→ **Aim**:
Count every line of these entries that holds the word "학생들이", and reply with the number only.

Saved data entries:
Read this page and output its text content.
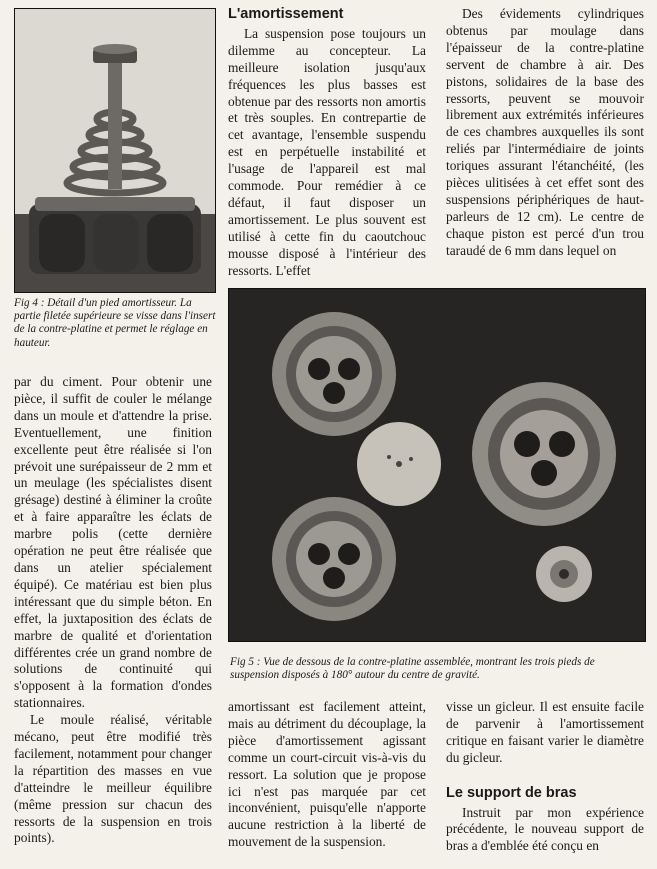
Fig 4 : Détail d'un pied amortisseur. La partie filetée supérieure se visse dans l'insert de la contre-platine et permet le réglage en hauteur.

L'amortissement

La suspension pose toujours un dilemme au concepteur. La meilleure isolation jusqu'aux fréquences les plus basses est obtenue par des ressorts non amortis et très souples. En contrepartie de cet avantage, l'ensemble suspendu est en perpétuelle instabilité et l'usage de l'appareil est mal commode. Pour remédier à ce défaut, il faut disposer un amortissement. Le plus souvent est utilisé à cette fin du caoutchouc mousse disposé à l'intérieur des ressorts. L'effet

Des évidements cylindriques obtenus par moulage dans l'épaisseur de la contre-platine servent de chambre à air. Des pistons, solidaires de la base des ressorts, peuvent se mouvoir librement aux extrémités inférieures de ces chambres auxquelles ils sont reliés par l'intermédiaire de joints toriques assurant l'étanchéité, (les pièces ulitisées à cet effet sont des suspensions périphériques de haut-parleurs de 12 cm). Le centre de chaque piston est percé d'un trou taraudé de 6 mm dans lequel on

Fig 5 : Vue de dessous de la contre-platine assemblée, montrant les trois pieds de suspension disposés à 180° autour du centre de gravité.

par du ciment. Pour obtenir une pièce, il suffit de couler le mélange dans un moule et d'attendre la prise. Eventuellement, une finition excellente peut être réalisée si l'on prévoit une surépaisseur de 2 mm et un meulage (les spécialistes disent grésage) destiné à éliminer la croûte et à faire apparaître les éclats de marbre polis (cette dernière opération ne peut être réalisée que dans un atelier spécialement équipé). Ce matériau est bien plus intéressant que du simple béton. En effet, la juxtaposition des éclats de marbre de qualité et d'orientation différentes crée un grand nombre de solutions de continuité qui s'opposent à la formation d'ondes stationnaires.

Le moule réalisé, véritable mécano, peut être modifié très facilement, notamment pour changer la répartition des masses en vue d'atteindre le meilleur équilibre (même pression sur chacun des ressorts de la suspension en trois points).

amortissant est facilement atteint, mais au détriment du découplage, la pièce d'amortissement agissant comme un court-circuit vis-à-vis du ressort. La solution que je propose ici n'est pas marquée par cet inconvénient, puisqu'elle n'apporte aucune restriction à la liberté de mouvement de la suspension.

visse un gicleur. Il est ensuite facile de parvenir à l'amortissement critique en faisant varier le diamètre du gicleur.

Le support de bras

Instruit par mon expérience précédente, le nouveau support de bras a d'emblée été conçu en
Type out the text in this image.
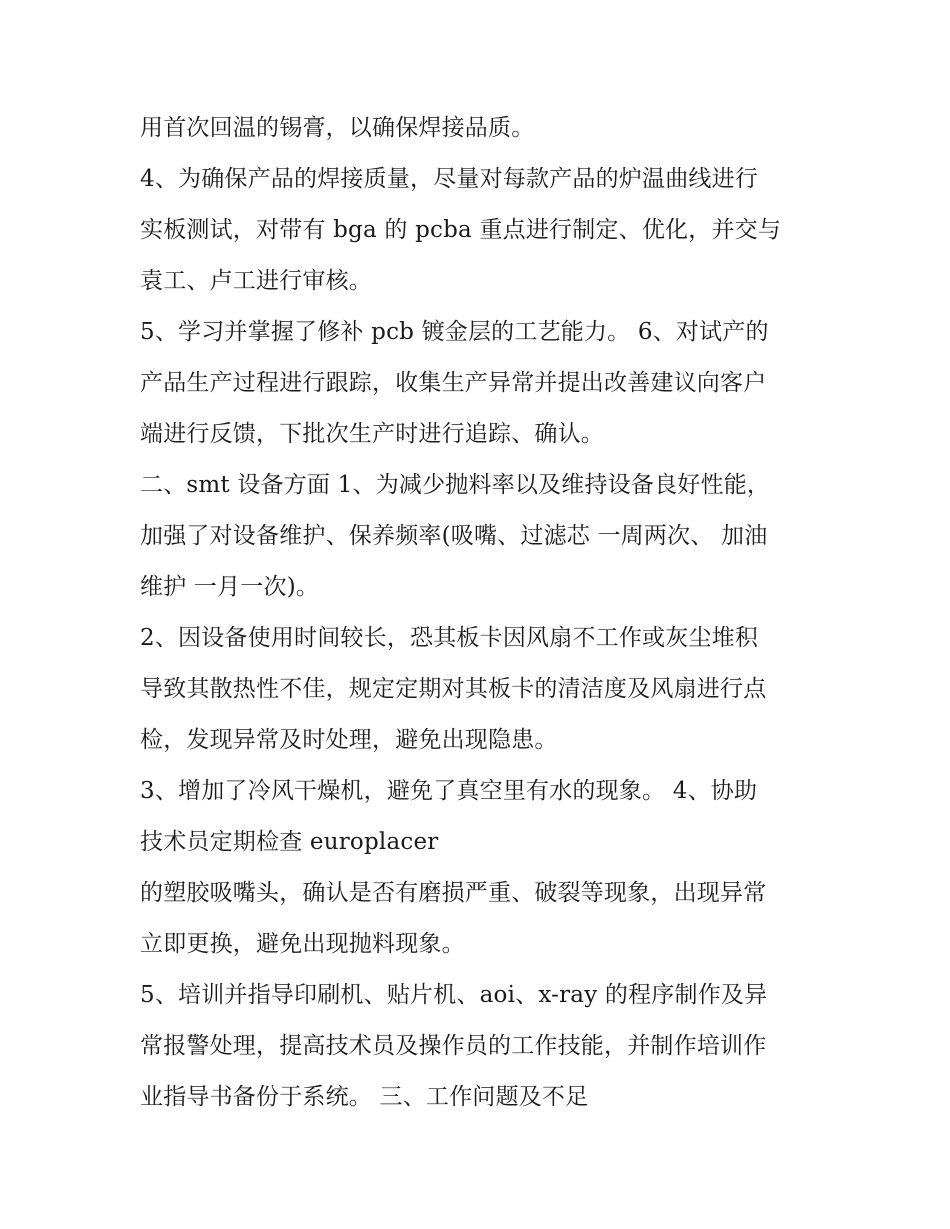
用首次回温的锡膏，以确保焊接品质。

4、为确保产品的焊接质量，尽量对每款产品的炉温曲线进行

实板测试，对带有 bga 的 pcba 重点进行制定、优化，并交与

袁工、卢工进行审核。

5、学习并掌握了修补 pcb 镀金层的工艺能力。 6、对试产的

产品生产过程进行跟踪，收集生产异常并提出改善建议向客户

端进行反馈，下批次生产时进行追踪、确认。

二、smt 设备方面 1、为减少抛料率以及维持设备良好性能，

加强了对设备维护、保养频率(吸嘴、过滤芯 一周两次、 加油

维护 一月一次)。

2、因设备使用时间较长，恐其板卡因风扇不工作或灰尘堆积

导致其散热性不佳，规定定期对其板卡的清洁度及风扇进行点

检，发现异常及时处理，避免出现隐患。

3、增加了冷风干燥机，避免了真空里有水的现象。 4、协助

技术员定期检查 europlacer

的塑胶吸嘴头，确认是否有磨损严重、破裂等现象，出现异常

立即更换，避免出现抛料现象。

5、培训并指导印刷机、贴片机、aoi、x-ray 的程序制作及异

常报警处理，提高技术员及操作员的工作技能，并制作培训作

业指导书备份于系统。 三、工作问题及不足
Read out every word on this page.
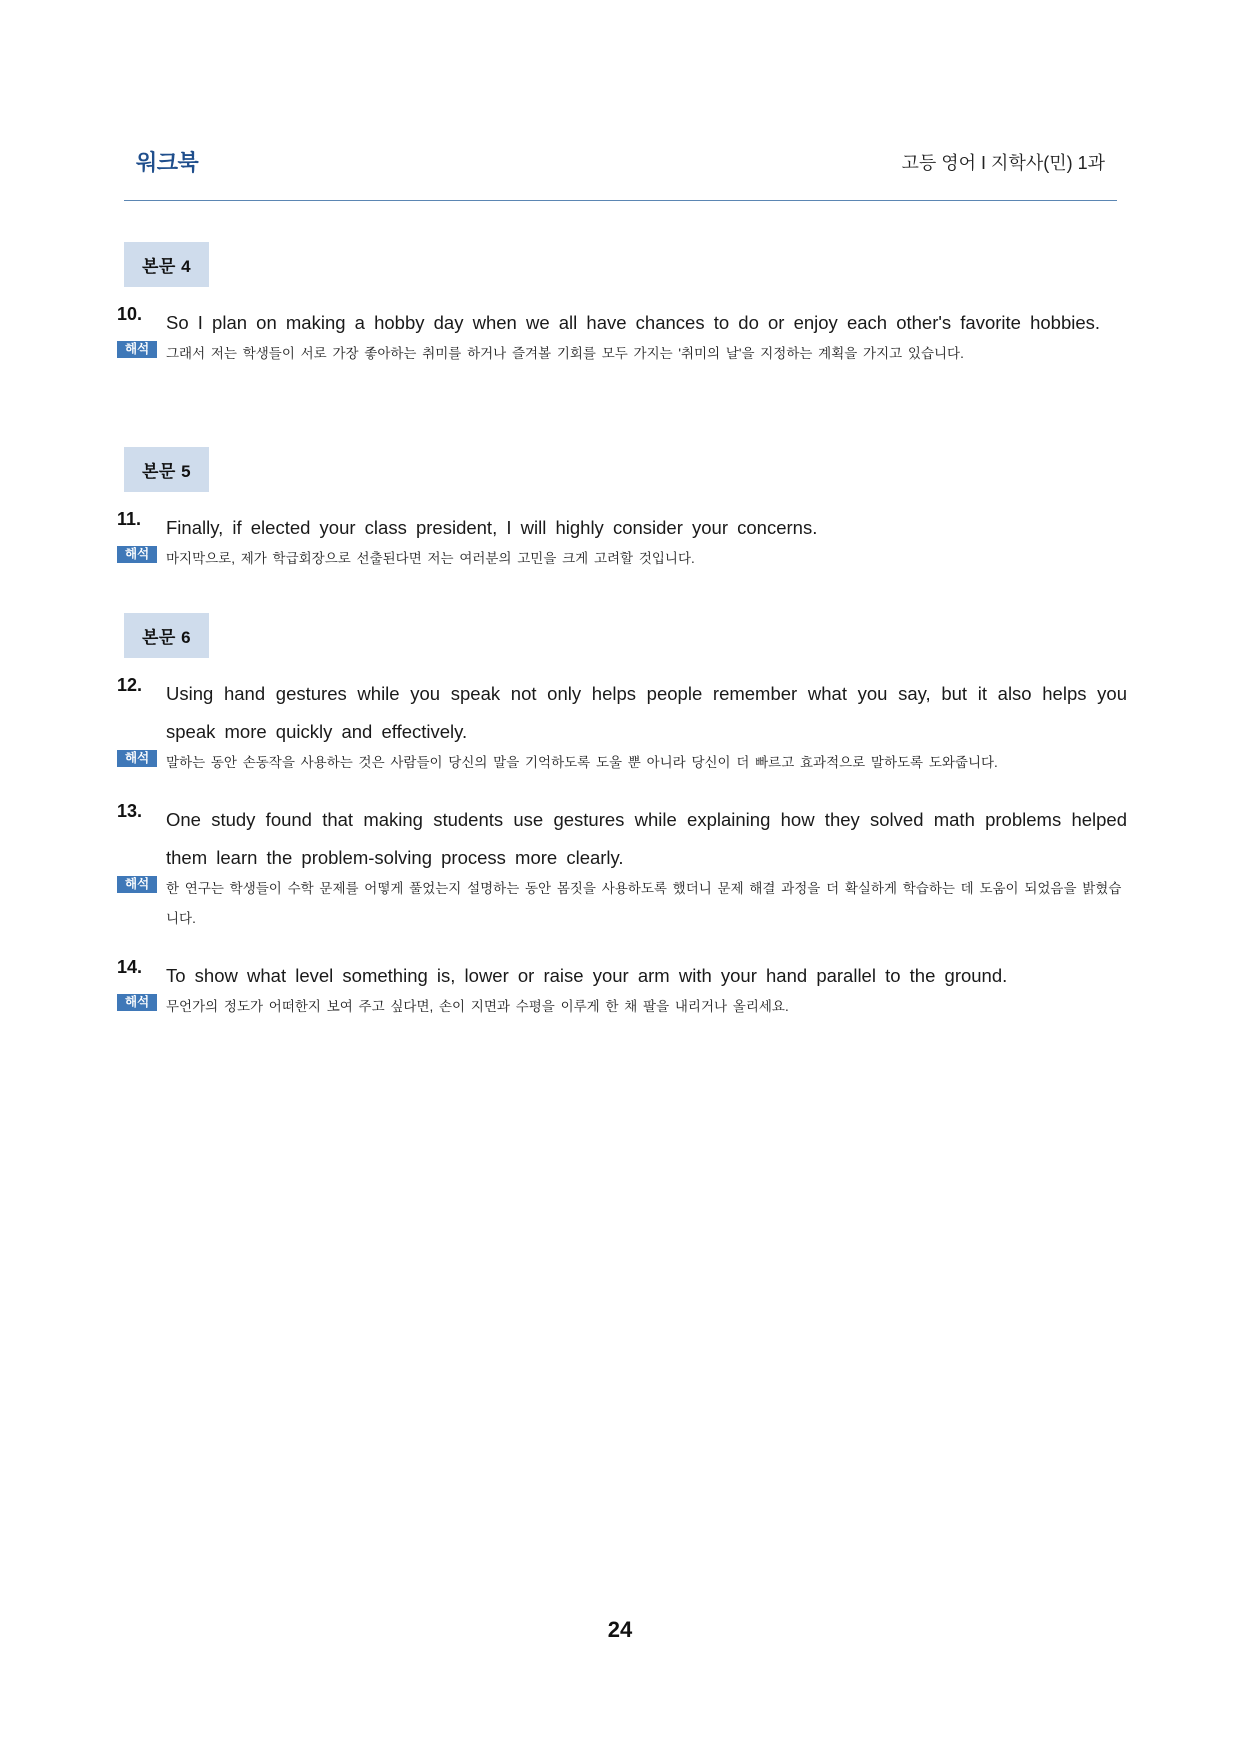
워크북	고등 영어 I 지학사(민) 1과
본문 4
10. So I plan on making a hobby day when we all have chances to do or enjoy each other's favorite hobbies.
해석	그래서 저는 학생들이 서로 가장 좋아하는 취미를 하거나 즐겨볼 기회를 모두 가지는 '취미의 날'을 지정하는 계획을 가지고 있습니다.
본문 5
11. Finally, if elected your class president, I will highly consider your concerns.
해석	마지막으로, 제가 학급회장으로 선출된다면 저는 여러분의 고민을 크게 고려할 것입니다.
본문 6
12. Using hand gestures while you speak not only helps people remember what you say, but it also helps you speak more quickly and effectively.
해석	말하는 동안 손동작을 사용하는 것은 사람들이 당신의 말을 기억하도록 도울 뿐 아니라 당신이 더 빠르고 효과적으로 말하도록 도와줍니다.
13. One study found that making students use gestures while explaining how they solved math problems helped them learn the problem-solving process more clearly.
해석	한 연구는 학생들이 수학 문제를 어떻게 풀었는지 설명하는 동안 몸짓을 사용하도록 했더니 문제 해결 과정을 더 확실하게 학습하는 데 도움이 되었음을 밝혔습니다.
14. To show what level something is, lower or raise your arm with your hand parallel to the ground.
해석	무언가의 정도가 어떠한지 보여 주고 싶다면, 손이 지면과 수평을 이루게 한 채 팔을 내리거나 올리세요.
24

→ **Response to this task**:
2